• _Input rows_:
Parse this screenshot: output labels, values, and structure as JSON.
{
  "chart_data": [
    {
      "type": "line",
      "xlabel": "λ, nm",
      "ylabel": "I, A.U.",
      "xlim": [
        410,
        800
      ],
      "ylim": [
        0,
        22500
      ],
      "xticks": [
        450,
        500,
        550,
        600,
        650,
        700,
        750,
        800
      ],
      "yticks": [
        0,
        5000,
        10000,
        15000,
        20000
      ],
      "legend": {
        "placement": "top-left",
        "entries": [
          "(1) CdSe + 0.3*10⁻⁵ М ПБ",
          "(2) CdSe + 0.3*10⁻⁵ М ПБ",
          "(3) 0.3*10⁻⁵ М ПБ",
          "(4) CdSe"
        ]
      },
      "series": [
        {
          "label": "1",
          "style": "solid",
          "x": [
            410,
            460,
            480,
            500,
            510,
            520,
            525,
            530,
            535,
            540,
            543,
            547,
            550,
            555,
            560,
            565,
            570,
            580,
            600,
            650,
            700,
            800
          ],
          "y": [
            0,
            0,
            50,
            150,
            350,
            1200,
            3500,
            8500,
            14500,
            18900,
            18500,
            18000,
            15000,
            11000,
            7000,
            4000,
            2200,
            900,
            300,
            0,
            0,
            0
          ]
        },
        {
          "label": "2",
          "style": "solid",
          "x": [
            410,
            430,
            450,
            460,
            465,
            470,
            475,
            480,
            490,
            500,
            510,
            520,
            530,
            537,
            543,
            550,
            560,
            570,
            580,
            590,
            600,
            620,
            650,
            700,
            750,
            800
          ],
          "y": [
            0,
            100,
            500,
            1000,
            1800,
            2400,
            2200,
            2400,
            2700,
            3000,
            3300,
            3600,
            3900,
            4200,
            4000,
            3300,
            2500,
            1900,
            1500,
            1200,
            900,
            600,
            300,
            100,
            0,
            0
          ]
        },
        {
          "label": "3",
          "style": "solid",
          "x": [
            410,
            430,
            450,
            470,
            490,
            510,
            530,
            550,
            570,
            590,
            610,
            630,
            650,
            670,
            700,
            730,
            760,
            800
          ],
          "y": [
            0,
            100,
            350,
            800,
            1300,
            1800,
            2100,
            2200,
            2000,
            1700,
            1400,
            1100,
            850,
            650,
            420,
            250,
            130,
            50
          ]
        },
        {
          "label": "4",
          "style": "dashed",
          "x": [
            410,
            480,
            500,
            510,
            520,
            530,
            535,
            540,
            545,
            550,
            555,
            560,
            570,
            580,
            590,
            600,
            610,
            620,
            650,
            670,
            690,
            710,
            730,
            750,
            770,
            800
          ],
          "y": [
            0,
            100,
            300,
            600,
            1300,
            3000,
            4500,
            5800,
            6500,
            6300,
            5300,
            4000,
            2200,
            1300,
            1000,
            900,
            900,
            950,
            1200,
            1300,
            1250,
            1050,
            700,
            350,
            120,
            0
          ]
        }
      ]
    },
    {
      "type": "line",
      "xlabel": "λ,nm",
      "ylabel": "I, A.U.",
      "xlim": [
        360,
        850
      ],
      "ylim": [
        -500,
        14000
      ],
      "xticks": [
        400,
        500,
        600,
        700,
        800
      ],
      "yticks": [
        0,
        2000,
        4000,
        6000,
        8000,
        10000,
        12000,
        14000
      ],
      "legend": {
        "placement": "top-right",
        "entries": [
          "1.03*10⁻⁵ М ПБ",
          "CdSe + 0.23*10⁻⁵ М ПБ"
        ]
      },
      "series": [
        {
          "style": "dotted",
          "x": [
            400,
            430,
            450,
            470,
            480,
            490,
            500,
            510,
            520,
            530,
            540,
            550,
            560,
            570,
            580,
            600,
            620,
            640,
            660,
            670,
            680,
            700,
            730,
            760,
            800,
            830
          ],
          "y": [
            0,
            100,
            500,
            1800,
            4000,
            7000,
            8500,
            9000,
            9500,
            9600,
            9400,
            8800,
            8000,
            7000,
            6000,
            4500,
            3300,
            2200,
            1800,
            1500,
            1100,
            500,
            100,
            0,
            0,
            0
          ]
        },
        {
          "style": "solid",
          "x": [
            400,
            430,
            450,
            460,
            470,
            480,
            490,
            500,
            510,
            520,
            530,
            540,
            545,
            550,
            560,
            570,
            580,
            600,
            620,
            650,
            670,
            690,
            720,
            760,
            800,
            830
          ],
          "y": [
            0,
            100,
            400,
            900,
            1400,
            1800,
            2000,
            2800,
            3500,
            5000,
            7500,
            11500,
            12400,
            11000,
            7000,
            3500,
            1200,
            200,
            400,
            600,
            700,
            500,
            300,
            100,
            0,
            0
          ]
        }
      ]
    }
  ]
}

• _Set problem_:
Set down all of the entries exactly, please.

• _Solution to this problem_:
Parse this screenshot: output labels, values, and structure as JSON.
{
  "chart_data": [
    {
      "type": "line",
      "xlabel": "λ, nm",
      "ylabel": "I, A.U.",
      "xlim": [
        410,
        800
      ],
      "ylim": [
        0,
        22500
      ],
      "xticks": [
        450,
        500,
        550,
        600,
        650,
        700,
        750,
        800
      ],
      "yticks": [
        0,
        5000,
        10000,
        15000,
        20000
      ],
      "legend": {
        "placement": "top-left",
        "entries": [
          "(1) CdSe + 0.3*10⁻⁵ М ПБ",
          "(2) CdSe + 0.3*10⁻⁵ М ПБ",
          "(3) 0.3*10⁻⁵ М ПБ",
          "(4) CdSe"
        ]
      },
      "series": [
        {
          "label": "1",
          "style": "solid",
          "x": [
            410,
            460,
            480,
            500,
            510,
            520,
            525,
            530,
            535,
            540,
            543,
            547,
            550,
            555,
            560,
            565,
            570,
            580,
            600,
            650,
            700,
            800
          ],
          "y": [
            0,
            0,
            50,
            150,
            350,
            1200,
            3500,
            8500,
            14500,
            18900,
            18500,
            18000,
            15000,
            11000,
            7000,
            4000,
            2200,
            900,
            300,
            0,
            0,
            0
          ]
        },
        {
          "label": "2",
          "style": "solid",
          "x": [
            410,
            430,
            450,
            460,
            465,
            470,
            475,
            480,
            490,
            500,
            510,
            520,
            530,
            537,
            543,
            550,
            560,
            570,
            580,
            590,
            600,
            620,
            650,
            700,
            750,
            800
          ],
          "y": [
            0,
            100,
            500,
            1000,
            1800,
            2400,
            2200,
            2400,
            2700,
            3000,
            3300,
            3600,
            3900,
            4200,
            4000,
            3300,
            2500,
            1900,
            1500,
            1200,
            900,
            600,
            300,
            100,
            0,
            0
          ]
        },
        {
          "label": "3",
          "style": "solid",
          "x": [
            410,
            430,
            450,
            470,
            490,
            510,
            530,
            550,
            570,
            590,
            610,
            630,
            650,
            670,
            700,
            730,
            760,
            800
          ],
          "y": [
            0,
            100,
            350,
            800,
            1300,
            1800,
            2100,
            2200,
            2000,
            1700,
            1400,
            1100,
            850,
            650,
            420,
            250,
            130,
            50
          ]
        },
        {
          "label": "4",
          "style": "dashed",
          "x": [
            410,
            480,
            500,
            510,
            520,
            530,
            535,
            540,
            545,
            550,
            555,
            560,
            570,
            580,
            590,
            600,
            610,
            620,
            650,
            670,
            690,
            710,
            730,
            750,
            770,
            800
          ],
          "y": [
            0,
            100,
            300,
            600,
            1300,
            3000,
            4500,
            5800,
            6500,
            6300,
            5300,
            4000,
            2200,
            1300,
            1000,
            900,
            900,
            950,
            1200,
            1300,
            1250,
            1050,
            700,
            350,
            120,
            0
          ]
        }
      ]
    },
    {
      "type": "line",
      "xlabel": "λ,nm",
      "ylabel": "I, A.U.",
      "xlim": [
        360,
        850
      ],
      "ylim": [
        -500,
        14000
      ],
      "xticks": [
        400,
        500,
        600,
        700,
        800
      ],
      "yticks": [
        0,
        2000,
        4000,
        6000,
        8000,
        10000,
        12000,
        14000
      ],
      "legend": {
        "placement": "top-right",
        "entries": [
          "1.03*10⁻⁵ М ПБ",
          "CdSe + 0.23*10⁻⁵ М ПБ"
        ]
      },
      "series": [
        {
          "style": "dotted",
          "x": [
            400,
            430,
            450,
            470,
            480,
            490,
            500,
            510,
            520,
            530,
            540,
            550,
            560,
            570,
            580,
            600,
            620,
            640,
            660,
            670,
            680,
            700,
            730,
            760,
            800,
            830
          ],
          "y": [
            0,
            100,
            500,
            1800,
            4000,
            7000,
            8500,
            9000,
            9500,
            9600,
            9400,
            8800,
            8000,
            7000,
            6000,
            4500,
            3300,
            2200,
            1800,
            1500,
            1100,
            500,
            100,
            0,
            0,
            0
          ]
        },
        {
          "style": "solid",
          "x": [
            400,
            430,
            450,
            460,
            470,
            480,
            490,
            500,
            510,
            520,
            530,
            540,
            545,
            550,
            560,
            570,
            580,
            600,
            620,
            650,
            670,
            690,
            720,
            760,
            800,
            830
          ],
          "y": [
            0,
            100,
            400,
            900,
            1400,
            1800,
            2000,
            2800,
            3500,
            5000,
            7500,
            11500,
            12400,
            11000,
            7000,
            3500,
            1200,
            200,
            400,
            600,
            700,
            500,
            300,
            100,
            0,
            0
          ]
        }
      ]
    }
  ]
}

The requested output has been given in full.